▶ _AIM_
Tally the lines containing the word "labels" and give the total alone.

▶ _SUPPLIED DATA_
++++++

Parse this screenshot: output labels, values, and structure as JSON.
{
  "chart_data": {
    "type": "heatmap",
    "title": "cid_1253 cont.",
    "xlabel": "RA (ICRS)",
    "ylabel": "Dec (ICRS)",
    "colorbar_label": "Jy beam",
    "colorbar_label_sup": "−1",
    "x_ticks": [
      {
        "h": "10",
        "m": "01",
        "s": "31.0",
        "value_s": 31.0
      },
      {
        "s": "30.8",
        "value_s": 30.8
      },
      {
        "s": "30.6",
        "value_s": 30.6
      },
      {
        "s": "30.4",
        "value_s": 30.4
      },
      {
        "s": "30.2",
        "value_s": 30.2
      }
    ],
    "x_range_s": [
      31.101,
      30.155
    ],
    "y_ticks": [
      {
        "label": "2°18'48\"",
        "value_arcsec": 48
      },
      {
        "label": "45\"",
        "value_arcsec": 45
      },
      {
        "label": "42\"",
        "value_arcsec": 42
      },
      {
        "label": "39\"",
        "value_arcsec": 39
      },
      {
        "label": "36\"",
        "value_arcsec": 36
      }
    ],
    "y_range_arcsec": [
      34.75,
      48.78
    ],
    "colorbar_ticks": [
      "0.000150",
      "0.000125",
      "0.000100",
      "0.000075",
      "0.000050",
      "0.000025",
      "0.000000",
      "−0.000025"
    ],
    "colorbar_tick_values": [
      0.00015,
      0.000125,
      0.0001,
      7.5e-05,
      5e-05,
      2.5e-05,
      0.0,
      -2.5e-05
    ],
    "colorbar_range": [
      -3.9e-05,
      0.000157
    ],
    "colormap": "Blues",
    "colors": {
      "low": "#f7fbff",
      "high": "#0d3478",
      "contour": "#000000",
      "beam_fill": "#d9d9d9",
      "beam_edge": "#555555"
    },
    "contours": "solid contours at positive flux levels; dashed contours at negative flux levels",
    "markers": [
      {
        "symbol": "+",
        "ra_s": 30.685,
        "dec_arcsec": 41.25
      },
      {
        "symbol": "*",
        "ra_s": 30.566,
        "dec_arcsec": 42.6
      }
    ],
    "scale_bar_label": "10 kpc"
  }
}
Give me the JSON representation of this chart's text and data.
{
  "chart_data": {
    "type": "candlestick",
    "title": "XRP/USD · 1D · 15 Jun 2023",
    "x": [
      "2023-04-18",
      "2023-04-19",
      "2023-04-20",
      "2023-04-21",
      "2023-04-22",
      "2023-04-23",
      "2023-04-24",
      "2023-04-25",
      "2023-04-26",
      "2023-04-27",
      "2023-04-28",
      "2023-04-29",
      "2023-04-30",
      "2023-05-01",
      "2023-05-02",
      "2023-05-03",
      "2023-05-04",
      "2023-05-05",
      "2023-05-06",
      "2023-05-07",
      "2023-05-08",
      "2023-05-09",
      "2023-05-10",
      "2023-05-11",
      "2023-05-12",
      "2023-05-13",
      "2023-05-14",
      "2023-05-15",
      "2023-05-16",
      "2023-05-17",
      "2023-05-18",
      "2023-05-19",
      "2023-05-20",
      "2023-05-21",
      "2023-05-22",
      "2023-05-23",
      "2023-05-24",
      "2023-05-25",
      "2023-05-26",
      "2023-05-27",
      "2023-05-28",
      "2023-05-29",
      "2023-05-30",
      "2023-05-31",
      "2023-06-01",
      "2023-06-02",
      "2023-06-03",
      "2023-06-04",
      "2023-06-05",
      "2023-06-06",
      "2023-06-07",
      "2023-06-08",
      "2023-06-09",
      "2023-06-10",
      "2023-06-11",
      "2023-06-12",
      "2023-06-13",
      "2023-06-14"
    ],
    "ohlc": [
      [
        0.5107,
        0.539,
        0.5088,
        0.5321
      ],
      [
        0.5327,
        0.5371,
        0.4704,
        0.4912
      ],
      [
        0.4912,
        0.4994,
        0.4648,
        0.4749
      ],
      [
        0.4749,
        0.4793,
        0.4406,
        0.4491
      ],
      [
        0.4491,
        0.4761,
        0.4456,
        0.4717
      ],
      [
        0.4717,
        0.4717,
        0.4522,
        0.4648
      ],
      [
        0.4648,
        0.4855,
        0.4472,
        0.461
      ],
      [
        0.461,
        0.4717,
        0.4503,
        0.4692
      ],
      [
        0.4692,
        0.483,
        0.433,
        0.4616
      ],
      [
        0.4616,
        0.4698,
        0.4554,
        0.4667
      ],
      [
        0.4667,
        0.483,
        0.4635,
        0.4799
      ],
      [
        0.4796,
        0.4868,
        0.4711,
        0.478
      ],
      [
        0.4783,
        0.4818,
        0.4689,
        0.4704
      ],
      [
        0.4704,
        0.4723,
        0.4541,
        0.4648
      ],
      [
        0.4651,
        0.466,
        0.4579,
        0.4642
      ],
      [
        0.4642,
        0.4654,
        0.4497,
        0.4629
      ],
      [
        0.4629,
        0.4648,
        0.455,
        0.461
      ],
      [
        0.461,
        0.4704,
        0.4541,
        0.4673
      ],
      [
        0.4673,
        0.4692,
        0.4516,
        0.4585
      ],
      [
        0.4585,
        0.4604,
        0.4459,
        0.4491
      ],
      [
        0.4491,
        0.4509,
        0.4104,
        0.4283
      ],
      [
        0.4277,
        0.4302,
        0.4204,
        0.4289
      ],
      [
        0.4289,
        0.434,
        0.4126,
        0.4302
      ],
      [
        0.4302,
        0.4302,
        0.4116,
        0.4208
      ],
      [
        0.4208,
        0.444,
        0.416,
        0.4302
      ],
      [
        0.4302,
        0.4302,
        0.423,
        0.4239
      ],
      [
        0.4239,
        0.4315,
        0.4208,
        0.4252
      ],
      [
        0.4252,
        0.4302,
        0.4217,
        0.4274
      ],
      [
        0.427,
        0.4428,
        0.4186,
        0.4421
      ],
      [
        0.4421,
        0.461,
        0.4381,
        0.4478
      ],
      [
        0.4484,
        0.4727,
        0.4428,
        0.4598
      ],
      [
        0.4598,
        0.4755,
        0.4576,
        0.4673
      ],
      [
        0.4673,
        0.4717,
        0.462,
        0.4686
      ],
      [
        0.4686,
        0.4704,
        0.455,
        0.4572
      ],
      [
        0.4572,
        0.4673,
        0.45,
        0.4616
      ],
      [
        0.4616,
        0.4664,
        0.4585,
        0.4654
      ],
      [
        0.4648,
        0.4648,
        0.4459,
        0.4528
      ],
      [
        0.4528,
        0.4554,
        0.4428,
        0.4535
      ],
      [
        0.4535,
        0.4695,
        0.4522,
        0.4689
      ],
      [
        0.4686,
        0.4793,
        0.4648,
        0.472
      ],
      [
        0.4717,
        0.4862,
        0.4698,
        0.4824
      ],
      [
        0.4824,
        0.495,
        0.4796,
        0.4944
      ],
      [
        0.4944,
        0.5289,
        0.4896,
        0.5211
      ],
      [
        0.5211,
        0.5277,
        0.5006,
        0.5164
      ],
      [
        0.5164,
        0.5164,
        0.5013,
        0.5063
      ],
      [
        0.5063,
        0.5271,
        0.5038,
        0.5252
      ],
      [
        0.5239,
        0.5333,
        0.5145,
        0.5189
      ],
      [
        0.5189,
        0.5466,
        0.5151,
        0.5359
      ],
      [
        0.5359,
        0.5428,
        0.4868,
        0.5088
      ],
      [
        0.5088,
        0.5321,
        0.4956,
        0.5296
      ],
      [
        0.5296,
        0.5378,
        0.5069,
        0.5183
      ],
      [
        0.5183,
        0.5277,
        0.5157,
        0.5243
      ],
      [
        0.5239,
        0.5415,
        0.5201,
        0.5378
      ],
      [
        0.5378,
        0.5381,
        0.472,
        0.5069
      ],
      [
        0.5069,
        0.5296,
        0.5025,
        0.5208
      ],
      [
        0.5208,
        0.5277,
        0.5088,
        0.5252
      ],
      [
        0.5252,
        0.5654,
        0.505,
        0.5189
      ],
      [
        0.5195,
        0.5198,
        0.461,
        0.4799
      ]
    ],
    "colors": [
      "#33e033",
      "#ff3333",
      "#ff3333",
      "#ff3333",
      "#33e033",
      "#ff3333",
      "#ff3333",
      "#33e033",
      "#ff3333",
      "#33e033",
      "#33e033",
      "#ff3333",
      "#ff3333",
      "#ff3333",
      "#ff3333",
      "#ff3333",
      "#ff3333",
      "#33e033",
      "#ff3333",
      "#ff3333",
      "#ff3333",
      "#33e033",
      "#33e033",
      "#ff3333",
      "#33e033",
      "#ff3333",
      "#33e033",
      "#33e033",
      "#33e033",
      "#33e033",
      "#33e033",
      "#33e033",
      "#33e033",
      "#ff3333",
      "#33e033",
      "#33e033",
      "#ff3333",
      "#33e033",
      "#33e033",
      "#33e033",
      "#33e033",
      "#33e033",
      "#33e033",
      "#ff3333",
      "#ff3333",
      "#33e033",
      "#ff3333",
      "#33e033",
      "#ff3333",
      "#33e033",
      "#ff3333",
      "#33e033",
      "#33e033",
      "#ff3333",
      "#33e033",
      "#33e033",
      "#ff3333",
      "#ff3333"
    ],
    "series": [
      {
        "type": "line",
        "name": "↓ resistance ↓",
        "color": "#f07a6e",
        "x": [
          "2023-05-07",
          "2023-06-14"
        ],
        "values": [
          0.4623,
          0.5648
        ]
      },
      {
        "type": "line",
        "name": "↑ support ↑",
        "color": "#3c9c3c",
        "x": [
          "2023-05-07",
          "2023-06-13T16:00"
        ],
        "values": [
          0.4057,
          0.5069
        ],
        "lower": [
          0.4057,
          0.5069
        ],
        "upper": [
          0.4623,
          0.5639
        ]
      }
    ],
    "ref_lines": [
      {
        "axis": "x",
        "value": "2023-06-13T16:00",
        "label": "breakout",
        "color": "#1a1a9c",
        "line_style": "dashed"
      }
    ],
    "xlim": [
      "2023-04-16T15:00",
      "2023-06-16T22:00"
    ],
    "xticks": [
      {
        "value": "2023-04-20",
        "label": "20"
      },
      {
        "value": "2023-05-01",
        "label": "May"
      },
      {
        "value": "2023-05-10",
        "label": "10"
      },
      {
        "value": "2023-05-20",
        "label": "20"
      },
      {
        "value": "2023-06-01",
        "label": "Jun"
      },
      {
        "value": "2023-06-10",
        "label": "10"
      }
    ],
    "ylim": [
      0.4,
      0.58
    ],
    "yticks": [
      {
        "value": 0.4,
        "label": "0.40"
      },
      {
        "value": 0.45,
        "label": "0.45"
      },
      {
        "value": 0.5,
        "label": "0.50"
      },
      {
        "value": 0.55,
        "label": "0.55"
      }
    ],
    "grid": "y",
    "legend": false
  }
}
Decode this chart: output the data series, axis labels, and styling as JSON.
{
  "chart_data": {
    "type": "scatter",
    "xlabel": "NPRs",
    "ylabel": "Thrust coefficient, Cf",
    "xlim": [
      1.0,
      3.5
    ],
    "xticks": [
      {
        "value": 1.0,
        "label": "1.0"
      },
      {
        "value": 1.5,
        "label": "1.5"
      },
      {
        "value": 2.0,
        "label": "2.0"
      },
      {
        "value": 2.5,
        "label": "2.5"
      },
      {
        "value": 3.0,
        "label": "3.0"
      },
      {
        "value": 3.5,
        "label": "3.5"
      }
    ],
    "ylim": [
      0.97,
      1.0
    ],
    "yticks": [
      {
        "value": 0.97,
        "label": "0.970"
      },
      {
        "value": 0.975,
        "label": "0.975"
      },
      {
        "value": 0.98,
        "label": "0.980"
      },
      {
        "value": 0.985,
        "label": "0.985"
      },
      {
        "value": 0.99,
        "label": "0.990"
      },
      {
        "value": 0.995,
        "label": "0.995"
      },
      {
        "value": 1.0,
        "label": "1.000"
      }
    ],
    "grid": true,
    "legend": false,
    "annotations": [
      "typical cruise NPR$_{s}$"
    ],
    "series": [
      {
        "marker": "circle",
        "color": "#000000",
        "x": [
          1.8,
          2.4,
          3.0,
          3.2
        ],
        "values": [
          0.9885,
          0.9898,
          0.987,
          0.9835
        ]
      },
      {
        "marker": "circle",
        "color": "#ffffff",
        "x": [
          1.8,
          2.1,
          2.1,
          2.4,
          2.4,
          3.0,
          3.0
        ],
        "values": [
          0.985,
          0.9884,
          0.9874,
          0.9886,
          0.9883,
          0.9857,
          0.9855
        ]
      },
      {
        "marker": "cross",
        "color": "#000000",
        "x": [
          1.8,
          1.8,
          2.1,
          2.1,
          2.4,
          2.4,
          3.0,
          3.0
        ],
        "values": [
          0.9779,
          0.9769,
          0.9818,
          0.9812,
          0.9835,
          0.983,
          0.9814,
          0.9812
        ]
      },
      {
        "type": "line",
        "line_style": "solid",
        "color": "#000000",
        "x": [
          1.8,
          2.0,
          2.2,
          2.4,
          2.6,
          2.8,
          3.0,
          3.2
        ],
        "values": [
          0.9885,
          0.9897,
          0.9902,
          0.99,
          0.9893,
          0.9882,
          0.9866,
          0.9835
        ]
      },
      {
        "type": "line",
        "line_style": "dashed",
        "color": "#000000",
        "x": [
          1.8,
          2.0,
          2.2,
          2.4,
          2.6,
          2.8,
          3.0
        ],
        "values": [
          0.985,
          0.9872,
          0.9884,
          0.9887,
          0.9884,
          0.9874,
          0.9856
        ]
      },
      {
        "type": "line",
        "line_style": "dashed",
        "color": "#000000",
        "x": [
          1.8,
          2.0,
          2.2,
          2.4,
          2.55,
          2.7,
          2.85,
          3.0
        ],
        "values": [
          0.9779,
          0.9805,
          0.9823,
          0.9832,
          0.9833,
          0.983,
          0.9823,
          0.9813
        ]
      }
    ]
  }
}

++++++

▶ _ANSWER TO THIS TASK_
2